__What is needed__.
Repeat the records below exactly as they appear.

[Dataset records]
## begin
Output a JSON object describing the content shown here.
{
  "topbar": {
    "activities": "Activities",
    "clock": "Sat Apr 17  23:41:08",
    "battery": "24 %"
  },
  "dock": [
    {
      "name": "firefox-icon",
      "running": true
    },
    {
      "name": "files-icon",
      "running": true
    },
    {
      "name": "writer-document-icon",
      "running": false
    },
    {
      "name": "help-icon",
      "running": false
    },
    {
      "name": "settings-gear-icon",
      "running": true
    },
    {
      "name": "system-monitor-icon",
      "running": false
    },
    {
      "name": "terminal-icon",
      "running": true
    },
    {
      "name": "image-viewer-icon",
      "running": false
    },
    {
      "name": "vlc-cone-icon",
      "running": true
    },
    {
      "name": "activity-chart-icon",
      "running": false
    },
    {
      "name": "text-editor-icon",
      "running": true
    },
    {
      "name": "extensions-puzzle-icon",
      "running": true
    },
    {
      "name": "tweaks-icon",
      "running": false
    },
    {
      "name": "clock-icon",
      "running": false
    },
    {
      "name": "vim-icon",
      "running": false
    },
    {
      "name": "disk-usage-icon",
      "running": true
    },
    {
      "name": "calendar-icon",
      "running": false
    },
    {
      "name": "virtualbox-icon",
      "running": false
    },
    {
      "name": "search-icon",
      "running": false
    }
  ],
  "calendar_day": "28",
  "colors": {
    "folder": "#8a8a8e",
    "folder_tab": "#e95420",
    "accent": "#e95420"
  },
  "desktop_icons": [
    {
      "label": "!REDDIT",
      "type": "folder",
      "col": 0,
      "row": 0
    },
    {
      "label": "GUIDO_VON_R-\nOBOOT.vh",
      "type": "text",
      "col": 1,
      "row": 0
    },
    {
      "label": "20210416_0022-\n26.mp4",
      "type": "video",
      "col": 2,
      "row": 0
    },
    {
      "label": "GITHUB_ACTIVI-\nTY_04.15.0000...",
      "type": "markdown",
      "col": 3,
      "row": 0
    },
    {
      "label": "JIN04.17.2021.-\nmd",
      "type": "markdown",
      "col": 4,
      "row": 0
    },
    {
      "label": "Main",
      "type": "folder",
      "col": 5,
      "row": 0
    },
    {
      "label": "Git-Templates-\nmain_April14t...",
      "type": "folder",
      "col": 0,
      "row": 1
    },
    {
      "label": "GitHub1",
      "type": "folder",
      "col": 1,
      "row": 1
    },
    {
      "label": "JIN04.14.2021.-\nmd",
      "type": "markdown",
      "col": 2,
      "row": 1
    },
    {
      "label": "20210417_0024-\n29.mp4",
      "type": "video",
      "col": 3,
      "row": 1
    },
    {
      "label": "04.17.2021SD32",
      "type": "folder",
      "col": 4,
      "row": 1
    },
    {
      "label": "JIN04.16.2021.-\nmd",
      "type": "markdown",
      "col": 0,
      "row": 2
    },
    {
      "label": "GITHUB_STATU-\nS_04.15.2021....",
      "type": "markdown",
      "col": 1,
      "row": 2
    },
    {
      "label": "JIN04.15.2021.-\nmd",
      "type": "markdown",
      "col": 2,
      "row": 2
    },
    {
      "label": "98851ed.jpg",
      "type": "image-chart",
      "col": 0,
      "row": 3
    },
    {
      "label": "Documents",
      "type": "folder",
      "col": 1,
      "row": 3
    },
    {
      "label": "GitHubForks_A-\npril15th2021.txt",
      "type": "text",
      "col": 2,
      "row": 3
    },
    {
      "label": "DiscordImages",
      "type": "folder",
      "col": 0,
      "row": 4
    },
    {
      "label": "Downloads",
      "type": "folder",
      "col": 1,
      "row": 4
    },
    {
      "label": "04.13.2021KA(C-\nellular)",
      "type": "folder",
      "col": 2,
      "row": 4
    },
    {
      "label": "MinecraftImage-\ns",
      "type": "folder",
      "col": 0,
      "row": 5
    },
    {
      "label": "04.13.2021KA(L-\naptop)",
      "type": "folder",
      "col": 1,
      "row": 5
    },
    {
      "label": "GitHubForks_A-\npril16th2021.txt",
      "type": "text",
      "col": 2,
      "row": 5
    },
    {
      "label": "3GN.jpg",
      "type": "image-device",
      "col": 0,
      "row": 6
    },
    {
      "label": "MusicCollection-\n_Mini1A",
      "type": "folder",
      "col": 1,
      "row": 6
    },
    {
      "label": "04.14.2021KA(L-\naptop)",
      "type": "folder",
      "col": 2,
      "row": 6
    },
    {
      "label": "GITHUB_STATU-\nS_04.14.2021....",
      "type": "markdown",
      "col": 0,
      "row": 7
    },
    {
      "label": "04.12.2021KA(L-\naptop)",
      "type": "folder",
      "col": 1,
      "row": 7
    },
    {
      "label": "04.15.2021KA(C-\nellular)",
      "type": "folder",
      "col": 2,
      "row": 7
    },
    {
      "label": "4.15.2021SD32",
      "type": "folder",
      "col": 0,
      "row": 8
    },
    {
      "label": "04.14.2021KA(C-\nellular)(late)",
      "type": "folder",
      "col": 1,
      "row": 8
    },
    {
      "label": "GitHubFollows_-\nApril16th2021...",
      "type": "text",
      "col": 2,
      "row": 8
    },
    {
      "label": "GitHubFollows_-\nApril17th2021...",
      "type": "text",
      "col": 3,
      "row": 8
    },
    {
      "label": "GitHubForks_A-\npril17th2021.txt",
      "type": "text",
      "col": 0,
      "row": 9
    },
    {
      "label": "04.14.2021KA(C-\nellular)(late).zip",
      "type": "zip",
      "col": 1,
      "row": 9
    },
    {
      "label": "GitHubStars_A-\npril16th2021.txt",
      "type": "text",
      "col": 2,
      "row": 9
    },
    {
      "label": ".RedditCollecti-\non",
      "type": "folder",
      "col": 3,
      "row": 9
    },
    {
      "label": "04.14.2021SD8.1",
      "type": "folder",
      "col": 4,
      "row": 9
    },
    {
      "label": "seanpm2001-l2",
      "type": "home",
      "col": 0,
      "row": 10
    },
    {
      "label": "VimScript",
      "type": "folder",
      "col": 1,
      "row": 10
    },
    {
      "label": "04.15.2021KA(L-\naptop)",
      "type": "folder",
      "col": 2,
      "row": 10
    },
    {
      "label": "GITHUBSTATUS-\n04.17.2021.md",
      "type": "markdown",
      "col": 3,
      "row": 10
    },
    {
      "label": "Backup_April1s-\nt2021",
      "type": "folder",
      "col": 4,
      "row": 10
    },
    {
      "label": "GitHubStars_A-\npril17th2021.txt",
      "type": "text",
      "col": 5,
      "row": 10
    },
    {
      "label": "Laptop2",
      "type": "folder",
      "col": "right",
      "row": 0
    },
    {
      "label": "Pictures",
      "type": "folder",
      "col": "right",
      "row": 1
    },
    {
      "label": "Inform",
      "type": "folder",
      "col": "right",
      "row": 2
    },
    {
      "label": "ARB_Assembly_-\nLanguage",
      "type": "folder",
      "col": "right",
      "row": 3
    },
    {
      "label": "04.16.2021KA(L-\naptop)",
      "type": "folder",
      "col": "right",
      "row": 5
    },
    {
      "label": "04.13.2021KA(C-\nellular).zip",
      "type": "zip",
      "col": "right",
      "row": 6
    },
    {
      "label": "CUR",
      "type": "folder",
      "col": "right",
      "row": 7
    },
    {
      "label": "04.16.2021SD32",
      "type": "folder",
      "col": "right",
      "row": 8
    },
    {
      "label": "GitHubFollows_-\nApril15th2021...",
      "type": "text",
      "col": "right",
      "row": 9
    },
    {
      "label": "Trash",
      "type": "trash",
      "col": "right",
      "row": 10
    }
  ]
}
## end
__Completed exercise__.
Output a JSON object describing the content shown here.
{
  "topbar": {
    "activities": "Activities",
    "clock": "Sat Apr 17  23:41:08",
    "battery": "24 %"
  },
  "dock": [
    {
      "name": "firefox-icon",
      "running": true
    },
    {
      "name": "files-icon",
      "running": true
    },
    {
      "name": "writer-document-icon",
      "running": false
    },
    {
      "name": "help-icon",
      "running": false
    },
    {
      "name": "settings-gear-icon",
      "running": true
    },
    {
      "name": "system-monitor-icon",
      "running": false
    },
    {
      "name": "terminal-icon",
      "running": true
    },
    {
      "name": "image-viewer-icon",
      "running": false
    },
    {
      "name": "vlc-cone-icon",
      "running": true
    },
    {
      "name": "activity-chart-icon",
      "running": false
    },
    {
      "name": "text-editor-icon",
      "running": true
    },
    {
      "name": "extensions-puzzle-icon",
      "running": true
    },
    {
      "name": "tweaks-icon",
      "running": false
    },
    {
      "name": "clock-icon",
      "running": false
    },
    {
      "name": "vim-icon",
      "running": false
    },
    {
      "name": "disk-usage-icon",
      "running": true
    },
    {
      "name": "calendar-icon",
      "running": false
    },
    {
      "name": "virtualbox-icon",
      "running": false
    },
    {
      "name": "search-icon",
      "running": false
    }
  ],
  "calendar_day": "28",
  "colors": {
    "folder": "#8a8a8e",
    "folder_tab": "#e95420",
    "accent": "#e95420"
  },
  "desktop_icons": [
    {
      "label": "!REDDIT",
      "type": "folder",
      "col": 0,
      "row": 0
    },
    {
      "label": "GUIDO_VON_R-\nOBOOT.vh",
      "type": "text",
      "col": 1,
      "row": 0
    },
    {
      "label": "20210416_0022-\n26.mp4",
      "type": "video",
      "col": 2,
      "row": 0
    },
    {
      "label": "GITHUB_ACTIVI-\nTY_04.15.0000...",
      "type": "markdown",
      "col": 3,
      "row": 0
    },
    {
      "label": "JIN04.17.2021.-\nmd",
      "type": "markdown",
      "col": 4,
      "row": 0
    },
    {
      "label": "Main",
      "type": "folder",
      "col": 5,
      "row": 0
    },
    {
      "label": "Git-Templates-\nmain_April14t...",
      "type": "folder",
      "col": 0,
      "row": 1
    },
    {
      "label": "GitHub1",
      "type": "folder",
      "col": 1,
      "row": 1
    },
    {
      "label": "JIN04.14.2021.-\nmd",
      "type": "markdown",
      "col": 2,
      "row": 1
    },
    {
      "label": "20210417_0024-\n29.mp4",
      "type": "video",
      "col": 3,
      "row": 1
    },
    {
      "label": "04.17.2021SD32",
      "type": "folder",
      "col": 4,
      "row": 1
    },
    {
      "label": "JIN04.16.2021.-\nmd",
      "type": "markdown",
      "col": 0,
      "row": 2
    },
    {
      "label": "GITHUB_STATU-\nS_04.15.2021....",
      "type": "markdown",
      "col": 1,
      "row": 2
    },
    {
      "label": "JIN04.15.2021.-\nmd",
      "type": "markdown",
      "col": 2,
      "row": 2
    },
    {
      "label": "98851ed.jpg",
      "type": "image-chart",
      "col": 0,
      "row": 3
    },
    {
      "label": "Documents",
      "type": "folder",
      "col": 1,
      "row": 3
    },
    {
      "label": "GitHubForks_A-\npril15th2021.txt",
      "type": "text",
      "col": 2,
      "row": 3
    },
    {
      "label": "DiscordImages",
      "type": "folder",
      "col": 0,
      "row": 4
    },
    {
      "label": "Downloads",
      "type": "folder",
      "col": 1,
      "row": 4
    },
    {
      "label": "04.13.2021KA(C-\nellular)",
      "type": "folder",
      "col": 2,
      "row": 4
    },
    {
      "label": "MinecraftImage-\ns",
      "type": "folder",
      "col": 0,
      "row": 5
    },
    {
      "label": "04.13.2021KA(L-\naptop)",
      "type": "folder",
      "col": 1,
      "row": 5
    },
    {
      "label": "GitHubForks_A-\npril16th2021.txt",
      "type": "text",
      "col": 2,
      "row": 5
    },
    {
      "label": "3GN.jpg",
      "type": "image-device",
      "col": 0,
      "row": 6
    },
    {
      "label": "MusicCollection-\n_Mini1A",
      "type": "folder",
      "col": 1,
      "row": 6
    },
    {
      "label": "04.14.2021KA(L-\naptop)",
      "type": "folder",
      "col": 2,
      "row": 6
    },
    {
      "label": "GITHUB_STATU-\nS_04.14.2021....",
      "type": "markdown",
      "col": 0,
      "row": 7
    },
    {
      "label": "04.12.2021KA(L-\naptop)",
      "type": "folder",
      "col": 1,
      "row": 7
    },
    {
      "label": "04.15.2021KA(C-\nellular)",
      "type": "folder",
      "col": 2,
      "row": 7
    },
    {
      "label": "4.15.2021SD32",
      "type": "folder",
      "col": 0,
      "row": 8
    },
    {
      "label": "04.14.2021KA(C-\nellular)(late)",
      "type": "folder",
      "col": 1,
      "row": 8
    },
    {
      "label": "GitHubFollows_-\nApril16th2021...",
      "type": "text",
      "col": 2,
      "row": 8
    },
    {
      "label": "GitHubFollows_-\nApril17th2021...",
      "type": "text",
      "col": 3,
      "row": 8
    },
    {
      "label": "GitHubForks_A-\npril17th2021.txt",
      "type": "text",
      "col": 0,
      "row": 9
    },
    {
      "label": "04.14.2021KA(C-\nellular)(late).zip",
      "type": "zip",
      "col": 1,
      "row": 9
    },
    {
      "label": "GitHubStars_A-\npril16th2021.txt",
      "type": "text",
      "col": 2,
      "row": 9
    },
    {
      "label": ".RedditCollecti-\non",
      "type": "folder",
      "col": 3,
      "row": 9
    },
    {
      "label": "04.14.2021SD8.1",
      "type": "folder",
      "col": 4,
      "row": 9
    },
    {
      "label": "seanpm2001-l2",
      "type": "home",
      "col": 0,
      "row": 10
    },
    {
      "label": "VimScript",
      "type": "folder",
      "col": 1,
      "row": 10
    },
    {
      "label": "04.15.2021KA(L-\naptop)",
      "type": "folder",
      "col": 2,
      "row": 10
    },
    {
      "label": "GITHUBSTATUS-\n04.17.2021.md",
      "type": "markdown",
      "col": 3,
      "row": 10
    },
    {
      "label": "Backup_April1s-\nt2021",
      "type": "folder",
      "col": 4,
      "row": 10
    },
    {
      "label": "GitHubStars_A-\npril17th2021.txt",
      "type": "text",
      "col": 5,
      "row": 10
    },
    {
      "label": "Laptop2",
      "type": "folder",
      "col": "right",
      "row": 0
    },
    {
      "label": "Pictures",
      "type": "folder",
      "col": "right",
      "row": 1
    },
    {
      "label": "Inform",
      "type": "folder",
      "col": "right",
      "row": 2
    },
    {
      "label": "ARB_Assembly_-\nLanguage",
      "type": "folder",
      "col": "right",
      "row": 3
    },
    {
      "label": "04.16.2021KA(L-\naptop)",
      "type": "folder",
      "col": "right",
      "row": 5
    },
    {
      "label": "04.13.2021KA(C-\nellular).zip",
      "type": "zip",
      "col": "right",
      "row": 6
    },
    {
      "label": "CUR",
      "type": "folder",
      "col": "right",
      "row": 7
    },
    {
      "label": "04.16.2021SD32",
      "type": "folder",
      "col": "right",
      "row": 8
    },
    {
      "label": "GitHubFollows_-\nApril15th2021...",
      "type": "text",
      "col": "right",
      "row": 9
    },
    {
      "label": "Trash",
      "type": "trash",
      "col": "right",
      "row": 10
    }
  ]
}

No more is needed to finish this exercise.